### Listing:
********
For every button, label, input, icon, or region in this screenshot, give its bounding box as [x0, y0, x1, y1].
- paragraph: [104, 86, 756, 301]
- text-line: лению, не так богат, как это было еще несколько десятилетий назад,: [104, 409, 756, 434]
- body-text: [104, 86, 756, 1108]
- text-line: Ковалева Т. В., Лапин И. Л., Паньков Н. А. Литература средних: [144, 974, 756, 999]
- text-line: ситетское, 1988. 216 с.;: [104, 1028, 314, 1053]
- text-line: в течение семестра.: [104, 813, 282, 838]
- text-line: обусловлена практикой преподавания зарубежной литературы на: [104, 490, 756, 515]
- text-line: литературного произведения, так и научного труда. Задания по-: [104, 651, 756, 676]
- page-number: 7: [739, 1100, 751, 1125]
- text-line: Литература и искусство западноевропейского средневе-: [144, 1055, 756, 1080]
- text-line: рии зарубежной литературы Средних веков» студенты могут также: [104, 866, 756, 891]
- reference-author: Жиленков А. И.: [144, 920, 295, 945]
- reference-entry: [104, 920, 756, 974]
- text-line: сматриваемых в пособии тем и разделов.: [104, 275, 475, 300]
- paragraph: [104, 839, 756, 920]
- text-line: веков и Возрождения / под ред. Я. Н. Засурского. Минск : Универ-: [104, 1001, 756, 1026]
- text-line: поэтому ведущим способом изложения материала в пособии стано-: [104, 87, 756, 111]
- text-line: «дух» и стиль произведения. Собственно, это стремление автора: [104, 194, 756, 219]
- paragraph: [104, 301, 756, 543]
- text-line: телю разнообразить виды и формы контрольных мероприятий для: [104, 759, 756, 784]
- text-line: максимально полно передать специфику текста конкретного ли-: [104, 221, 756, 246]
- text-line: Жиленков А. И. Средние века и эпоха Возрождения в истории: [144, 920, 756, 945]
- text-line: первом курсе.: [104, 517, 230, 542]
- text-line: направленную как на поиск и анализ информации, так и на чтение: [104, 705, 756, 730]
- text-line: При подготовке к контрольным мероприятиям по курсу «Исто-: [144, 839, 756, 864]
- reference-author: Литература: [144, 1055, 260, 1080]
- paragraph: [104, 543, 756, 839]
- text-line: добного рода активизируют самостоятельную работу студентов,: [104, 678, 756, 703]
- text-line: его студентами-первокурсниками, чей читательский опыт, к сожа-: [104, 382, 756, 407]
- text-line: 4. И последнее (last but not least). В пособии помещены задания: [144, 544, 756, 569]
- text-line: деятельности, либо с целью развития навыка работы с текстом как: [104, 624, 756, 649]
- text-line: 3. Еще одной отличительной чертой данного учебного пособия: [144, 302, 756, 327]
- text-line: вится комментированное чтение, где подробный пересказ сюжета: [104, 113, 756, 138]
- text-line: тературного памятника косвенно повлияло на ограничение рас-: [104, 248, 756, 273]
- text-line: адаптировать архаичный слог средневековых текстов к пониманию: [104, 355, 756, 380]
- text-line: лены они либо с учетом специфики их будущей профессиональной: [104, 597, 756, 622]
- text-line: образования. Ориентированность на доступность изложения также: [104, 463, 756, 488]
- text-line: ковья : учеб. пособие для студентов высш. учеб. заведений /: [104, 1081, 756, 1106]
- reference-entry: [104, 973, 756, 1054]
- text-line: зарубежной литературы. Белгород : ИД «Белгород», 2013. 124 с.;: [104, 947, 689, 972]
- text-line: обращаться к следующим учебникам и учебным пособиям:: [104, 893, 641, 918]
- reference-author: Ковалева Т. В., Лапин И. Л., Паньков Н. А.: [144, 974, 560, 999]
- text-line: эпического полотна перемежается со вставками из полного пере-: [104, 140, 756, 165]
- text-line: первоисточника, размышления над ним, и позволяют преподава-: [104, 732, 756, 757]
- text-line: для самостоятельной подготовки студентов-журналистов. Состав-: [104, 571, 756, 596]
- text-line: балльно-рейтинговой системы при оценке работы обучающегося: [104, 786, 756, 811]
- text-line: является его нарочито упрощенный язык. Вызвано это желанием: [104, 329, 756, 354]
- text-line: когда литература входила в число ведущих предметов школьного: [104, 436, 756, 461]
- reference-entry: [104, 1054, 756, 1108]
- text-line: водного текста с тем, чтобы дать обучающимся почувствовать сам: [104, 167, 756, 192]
********
### Exercise:
Copy the data word for word, beginning at its first line and stopping after the line that contains "- text-line: Литература".

### Expected output:
For every button, label, input, icon, or region in this screenshot, give its bounding box as [x0, y0, x1, y1].
- paragraph: [104, 86, 756, 301]
- text-line: лению, не так богат, как это было еще несколько десятилетий назад,: [104, 409, 756, 434]
- body-text: [104, 86, 756, 1108]
- text-line: Ковалева Т. В., Лапин И. Л., Паньков Н. А. Литература средних: [144, 974, 756, 999]
- text-line: ситетское, 1988. 216 с.;: [104, 1028, 314, 1053]
- text-line: в течение семестра.: [104, 813, 282, 838]
- text-line: обусловлена практикой преподавания зарубежной литературы на: [104, 490, 756, 515]
- text-line: литературного произведения, так и научного труда. Задания по-: [104, 651, 756, 676]
- page-number: 7: [739, 1100, 751, 1125]
- text-line: Литература и искусство западноевропейского средневе-: [144, 1055, 756, 1080]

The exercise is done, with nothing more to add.